> **Required task**
From the listing, collect all lines containing the word "projection".

-------- Input for this task

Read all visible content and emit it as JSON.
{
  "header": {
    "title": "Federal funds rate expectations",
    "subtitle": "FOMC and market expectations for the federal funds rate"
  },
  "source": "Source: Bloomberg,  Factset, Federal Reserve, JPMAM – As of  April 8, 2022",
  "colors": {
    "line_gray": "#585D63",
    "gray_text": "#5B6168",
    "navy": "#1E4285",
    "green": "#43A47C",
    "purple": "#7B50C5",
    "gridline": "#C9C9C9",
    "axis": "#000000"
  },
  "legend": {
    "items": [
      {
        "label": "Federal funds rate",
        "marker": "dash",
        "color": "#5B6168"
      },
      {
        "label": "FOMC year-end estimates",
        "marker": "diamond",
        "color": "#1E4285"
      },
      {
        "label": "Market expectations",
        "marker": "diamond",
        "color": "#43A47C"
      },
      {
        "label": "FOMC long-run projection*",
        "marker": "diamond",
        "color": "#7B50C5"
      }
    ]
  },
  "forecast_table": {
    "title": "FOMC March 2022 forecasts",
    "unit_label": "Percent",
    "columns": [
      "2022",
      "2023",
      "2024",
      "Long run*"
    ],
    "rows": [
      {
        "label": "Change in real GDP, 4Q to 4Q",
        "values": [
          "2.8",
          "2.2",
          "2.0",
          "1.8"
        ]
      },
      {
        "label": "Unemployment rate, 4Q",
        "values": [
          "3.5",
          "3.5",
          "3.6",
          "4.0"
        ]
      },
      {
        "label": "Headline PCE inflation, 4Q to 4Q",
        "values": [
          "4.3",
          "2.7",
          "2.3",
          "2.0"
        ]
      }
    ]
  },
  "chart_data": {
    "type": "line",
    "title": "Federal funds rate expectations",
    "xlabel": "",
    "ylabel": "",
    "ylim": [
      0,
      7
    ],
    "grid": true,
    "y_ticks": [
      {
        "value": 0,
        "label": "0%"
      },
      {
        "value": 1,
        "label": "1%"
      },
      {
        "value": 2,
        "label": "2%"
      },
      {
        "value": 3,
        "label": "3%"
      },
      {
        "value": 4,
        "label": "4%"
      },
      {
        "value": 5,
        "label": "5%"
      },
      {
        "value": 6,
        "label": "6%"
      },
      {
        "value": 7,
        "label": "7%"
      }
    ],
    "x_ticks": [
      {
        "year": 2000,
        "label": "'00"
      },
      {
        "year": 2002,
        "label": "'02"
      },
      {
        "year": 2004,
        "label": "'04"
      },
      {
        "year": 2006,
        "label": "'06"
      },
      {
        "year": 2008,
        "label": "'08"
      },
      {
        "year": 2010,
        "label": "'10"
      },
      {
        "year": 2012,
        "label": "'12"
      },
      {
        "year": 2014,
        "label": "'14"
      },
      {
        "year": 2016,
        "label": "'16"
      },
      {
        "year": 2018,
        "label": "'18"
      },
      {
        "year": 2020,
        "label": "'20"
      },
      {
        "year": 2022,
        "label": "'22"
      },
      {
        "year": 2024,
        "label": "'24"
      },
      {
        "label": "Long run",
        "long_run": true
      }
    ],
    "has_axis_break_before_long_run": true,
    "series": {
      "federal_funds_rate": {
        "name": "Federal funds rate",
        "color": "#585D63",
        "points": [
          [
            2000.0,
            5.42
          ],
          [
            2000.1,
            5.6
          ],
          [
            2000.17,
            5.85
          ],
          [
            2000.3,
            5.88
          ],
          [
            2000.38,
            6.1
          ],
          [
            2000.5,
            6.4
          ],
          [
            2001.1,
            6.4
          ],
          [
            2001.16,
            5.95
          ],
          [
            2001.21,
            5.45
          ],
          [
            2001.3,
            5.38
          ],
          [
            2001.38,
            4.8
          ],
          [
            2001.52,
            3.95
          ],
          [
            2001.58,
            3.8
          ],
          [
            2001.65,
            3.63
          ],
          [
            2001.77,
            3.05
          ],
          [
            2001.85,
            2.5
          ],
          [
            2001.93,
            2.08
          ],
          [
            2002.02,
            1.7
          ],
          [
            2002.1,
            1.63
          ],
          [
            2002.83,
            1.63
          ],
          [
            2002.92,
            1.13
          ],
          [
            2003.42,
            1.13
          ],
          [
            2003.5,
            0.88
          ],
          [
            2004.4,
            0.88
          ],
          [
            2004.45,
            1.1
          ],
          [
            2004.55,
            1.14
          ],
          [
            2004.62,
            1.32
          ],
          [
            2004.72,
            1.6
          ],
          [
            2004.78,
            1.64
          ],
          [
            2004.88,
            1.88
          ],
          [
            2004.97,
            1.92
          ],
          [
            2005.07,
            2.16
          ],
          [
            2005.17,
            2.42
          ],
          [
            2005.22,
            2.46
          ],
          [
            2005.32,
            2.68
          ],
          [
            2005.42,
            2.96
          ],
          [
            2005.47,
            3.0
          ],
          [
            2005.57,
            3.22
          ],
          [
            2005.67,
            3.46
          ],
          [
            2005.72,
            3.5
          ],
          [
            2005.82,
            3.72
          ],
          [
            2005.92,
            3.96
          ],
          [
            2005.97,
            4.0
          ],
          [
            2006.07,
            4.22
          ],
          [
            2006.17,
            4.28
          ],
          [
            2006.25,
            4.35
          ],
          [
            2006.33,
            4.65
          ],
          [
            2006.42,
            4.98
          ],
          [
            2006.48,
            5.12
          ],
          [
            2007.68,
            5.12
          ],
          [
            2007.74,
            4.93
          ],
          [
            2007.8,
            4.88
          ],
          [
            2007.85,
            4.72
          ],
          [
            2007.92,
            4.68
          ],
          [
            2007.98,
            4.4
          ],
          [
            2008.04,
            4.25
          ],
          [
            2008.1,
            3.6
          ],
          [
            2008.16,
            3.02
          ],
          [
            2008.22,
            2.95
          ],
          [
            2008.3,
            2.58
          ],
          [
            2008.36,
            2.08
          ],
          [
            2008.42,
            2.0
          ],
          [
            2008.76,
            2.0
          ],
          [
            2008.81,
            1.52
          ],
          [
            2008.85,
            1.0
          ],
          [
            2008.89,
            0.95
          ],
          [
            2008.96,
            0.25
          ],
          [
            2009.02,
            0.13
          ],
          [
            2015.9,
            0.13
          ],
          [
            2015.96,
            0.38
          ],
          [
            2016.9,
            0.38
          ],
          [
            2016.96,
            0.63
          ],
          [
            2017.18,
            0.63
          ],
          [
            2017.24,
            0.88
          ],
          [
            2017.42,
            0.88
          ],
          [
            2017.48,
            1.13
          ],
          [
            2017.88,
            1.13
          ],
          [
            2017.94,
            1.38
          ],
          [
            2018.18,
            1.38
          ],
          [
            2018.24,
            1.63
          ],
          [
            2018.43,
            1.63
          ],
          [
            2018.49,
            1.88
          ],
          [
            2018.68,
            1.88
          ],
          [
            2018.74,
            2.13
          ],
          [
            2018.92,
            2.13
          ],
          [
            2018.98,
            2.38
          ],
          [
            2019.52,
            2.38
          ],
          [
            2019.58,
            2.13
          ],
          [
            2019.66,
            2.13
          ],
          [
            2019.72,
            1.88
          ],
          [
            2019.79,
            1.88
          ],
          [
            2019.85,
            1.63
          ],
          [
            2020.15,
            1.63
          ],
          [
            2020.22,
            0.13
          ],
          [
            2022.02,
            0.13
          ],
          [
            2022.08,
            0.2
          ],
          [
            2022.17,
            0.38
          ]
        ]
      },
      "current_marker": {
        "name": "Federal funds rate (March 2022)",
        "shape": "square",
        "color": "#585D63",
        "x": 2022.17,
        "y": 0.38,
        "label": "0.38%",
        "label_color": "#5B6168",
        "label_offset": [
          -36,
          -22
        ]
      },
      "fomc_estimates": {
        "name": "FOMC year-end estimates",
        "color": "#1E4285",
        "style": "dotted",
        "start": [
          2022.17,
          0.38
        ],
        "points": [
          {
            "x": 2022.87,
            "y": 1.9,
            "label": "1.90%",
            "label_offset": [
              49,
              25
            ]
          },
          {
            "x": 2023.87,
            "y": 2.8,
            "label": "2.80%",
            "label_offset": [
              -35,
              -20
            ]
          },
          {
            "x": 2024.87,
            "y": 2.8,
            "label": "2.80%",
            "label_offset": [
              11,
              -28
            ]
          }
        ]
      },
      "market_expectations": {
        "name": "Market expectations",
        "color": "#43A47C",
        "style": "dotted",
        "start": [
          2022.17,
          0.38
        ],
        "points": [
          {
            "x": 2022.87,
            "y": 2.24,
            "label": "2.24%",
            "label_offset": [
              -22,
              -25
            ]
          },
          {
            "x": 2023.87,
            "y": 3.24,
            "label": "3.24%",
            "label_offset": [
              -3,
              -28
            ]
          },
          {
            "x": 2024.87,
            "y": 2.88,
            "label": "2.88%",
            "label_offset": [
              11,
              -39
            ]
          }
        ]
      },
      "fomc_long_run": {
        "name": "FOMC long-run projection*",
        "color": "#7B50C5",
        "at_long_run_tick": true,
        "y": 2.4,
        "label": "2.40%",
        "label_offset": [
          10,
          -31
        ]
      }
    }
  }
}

----------------

> **Finished exercise**
        "label": "FOMC long-run projection*",
        "name": "FOMC long-run projection*",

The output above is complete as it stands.